* _Given exercise_
Your task is to extract every line from the material below exactly.

__________

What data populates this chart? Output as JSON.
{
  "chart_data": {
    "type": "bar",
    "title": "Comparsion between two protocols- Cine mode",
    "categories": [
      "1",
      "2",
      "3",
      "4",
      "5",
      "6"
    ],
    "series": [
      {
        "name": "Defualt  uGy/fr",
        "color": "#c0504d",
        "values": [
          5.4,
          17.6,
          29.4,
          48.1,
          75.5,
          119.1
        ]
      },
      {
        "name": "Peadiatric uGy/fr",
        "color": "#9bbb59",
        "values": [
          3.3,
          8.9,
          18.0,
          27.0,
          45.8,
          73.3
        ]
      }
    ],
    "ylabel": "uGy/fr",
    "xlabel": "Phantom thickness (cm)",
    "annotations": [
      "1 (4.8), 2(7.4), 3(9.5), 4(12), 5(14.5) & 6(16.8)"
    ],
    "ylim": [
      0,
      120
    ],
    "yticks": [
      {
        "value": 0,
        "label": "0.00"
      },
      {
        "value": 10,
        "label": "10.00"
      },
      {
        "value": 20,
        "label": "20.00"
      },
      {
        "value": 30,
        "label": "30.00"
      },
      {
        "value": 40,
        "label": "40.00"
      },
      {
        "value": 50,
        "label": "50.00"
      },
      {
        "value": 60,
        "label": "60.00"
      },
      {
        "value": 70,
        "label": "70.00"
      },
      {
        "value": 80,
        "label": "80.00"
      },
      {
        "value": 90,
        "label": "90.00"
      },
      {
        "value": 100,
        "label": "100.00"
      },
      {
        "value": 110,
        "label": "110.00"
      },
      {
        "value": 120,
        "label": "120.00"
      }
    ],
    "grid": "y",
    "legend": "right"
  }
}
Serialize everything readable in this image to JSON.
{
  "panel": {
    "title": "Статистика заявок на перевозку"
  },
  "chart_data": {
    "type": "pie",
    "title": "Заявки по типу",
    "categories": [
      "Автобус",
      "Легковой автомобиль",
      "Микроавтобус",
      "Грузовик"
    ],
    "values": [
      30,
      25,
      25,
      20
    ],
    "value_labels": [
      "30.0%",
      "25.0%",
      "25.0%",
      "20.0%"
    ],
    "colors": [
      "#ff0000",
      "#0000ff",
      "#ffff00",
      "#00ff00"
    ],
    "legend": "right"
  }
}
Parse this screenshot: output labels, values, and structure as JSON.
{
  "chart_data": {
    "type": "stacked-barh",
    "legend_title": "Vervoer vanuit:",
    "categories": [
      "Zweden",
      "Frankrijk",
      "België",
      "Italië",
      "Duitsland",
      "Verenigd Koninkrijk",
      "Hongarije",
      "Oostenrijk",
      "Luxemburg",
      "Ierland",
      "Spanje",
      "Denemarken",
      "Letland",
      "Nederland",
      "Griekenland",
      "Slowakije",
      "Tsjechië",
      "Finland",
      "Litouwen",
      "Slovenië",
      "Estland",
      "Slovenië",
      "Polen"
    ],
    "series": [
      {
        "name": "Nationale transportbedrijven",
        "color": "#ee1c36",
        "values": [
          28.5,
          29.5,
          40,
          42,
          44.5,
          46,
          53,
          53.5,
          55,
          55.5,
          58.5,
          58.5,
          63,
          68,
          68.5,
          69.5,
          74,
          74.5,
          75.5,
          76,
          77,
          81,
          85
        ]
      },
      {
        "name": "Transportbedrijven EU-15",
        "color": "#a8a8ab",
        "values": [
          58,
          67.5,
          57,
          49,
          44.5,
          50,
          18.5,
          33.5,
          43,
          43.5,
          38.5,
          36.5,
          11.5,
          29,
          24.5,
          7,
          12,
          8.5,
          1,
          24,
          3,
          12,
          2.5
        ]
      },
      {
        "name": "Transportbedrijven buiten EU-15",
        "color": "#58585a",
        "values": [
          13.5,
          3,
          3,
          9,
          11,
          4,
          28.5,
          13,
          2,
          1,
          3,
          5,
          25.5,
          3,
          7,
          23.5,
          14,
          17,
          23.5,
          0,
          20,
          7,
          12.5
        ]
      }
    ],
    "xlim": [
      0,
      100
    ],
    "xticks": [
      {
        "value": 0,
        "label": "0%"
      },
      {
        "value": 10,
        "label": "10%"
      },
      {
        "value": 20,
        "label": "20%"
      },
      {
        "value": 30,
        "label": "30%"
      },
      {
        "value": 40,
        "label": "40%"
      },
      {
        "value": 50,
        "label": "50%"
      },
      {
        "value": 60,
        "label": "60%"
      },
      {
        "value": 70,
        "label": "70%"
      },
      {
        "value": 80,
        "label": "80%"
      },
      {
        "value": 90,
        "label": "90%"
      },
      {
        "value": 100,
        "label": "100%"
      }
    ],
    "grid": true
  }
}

__________

* _Response to this task_
What data populates this chart? Output as JSON.
{
  "chart_data": {
    "type": "bar",
    "title": "Comparsion between two protocols- Cine mode",
    "categories": [
      "1",
      "2",
      "3",
      "4",
      "5",
      "6"
    ],
    "series": [
      {
        "name": "Defualt  uGy/fr",
        "color": "#c0504d",
        "values": [
          5.4,
          17.6,
          29.4,
          48.1,
          75.5,
          119.1
        ]
      },
      {
        "name": "Peadiatric uGy/fr",
        "color": "#9bbb59",
        "values": [
          3.3,
          8.9,
          18.0,
          27.0,
          45.8,
          73.3
        ]
      }
    ],
    "ylabel": "uGy/fr",
    "xlabel": "Phantom thickness (cm)",
    "annotations": [
      "1 (4.8), 2(7.4), 3(9.5), 4(12), 5(14.5) & 6(16.8)"
    ],
    "ylim": [
      0,
      120
    ],
    "yticks": [
      {
        "value": 0,
        "label": "0.00"
      },
      {
        "value": 10,
        "label": "10.00"
      },
      {
        "value": 20,
        "label": "20.00"
      },
      {
        "value": 30,
        "label": "30.00"
      },
      {
        "value": 40,
        "label": "40.00"
      },
      {
        "value": 50,
        "label": "50.00"
      },
      {
        "value": 60,
        "label": "60.00"
      },
      {
        "value": 70,
        "label": "70.00"
      },
      {
        "value": 80,
        "label": "80.00"
      },
      {
        "value": 90,
        "label": "90.00"
      },
      {
        "value": 100,
        "label": "100.00"
      },
      {
        "value": 110,
        "label": "110.00"
      },
      {
        "value": 120,
        "label": "120.00"
      }
    ],
    "grid": "y",
    "legend": "right"
  }
}
Serialize everything readable in this image to JSON.
{
  "panel": {
    "title": "Статистика заявок на перевозку"
  },
  "chart_data": {
    "type": "pie",
    "title": "Заявки по типу",
    "categories": [
      "Автобус",
      "Легковой автомобиль",
      "Микроавтобус",
      "Грузовик"
    ],
    "values": [
      30,
      25,
      25,
      20
    ],
    "value_labels": [
      "30.0%",
      "25.0%",
      "25.0%",
      "20.0%"
    ],
    "colors": [
      "#ff0000",
      "#0000ff",
      "#ffff00",
      "#00ff00"
    ],
    "legend": "right"
  }
}
Parse this screenshot: output labels, values, and structure as JSON.
{
  "chart_data": {
    "type": "stacked-barh",
    "legend_title": "Vervoer vanuit:",
    "categories": [
      "Zweden",
      "Frankrijk",
      "België",
      "Italië",
      "Duitsland",
      "Verenigd Koninkrijk",
      "Hongarije",
      "Oostenrijk",
      "Luxemburg",
      "Ierland",
      "Spanje",
      "Denemarken",
      "Letland",
      "Nederland",
      "Griekenland",
      "Slowakije",
      "Tsjechië",
      "Finland",
      "Litouwen",
      "Slovenië",
      "Estland",
      "Slovenië",
      "Polen"
    ],
    "series": [
      {
        "name": "Nationale transportbedrijven",
        "color": "#ee1c36",
        "values": [
          28.5,
          29.5,
          40,
          42,
          44.5,
          46,
          53,
          53.5,
          55,
          55.5,
          58.5,
          58.5,
          63,
          68,
          68.5,
          69.5,
          74,
          74.5,
          75.5,
          76,
          77,
          81,
          85
        ]
      },
      {
        "name": "Transportbedrijven EU-15",
        "color": "#a8a8ab",
        "values": [
          58,
          67.5,
          57,
          49,
          44.5,
          50,
          18.5,
          33.5,
          43,
          43.5,
          38.5,
          36.5,
          11.5,
          29,
          24.5,
          7,
          12,
          8.5,
          1,
          24,
          3,
          12,
          2.5
        ]
      },
      {
        "name": "Transportbedrijven buiten EU-15",
        "color": "#58585a",
        "values": [
          13.5,
          3,
          3,
          9,
          11,
          4,
          28.5,
          13,
          2,
          1,
          3,
          5,
          25.5,
          3,
          7,
          23.5,
          14,
          17,
          23.5,
          0,
          20,
          7,
          12.5
        ]
      }
    ],
    "xlim": [
      0,
      100
    ],
    "xticks": [
      {
        "value": 0,
        "label": "0%"
      },
      {
        "value": 10,
        "label": "10%"
      },
      {
        "value": 20,
        "label": "20%"
      },
      {
        "value": 30,
        "label": "30%"
      },
      {
        "value": 40,
        "label": "40%"
      },
      {
        "value": 50,
        "label": "50%"
      },
      {
        "value": 60,
        "label": "60%"
      },
      {
        "value": 70,
        "label": "70%"
      },
      {
        "value": 80,
        "label": "80%"
      },
      {
        "value": 90,
        "label": "90%"
      },
      {
        "value": 100,
        "label": "100%"
      }
    ],
    "grid": true
  }
}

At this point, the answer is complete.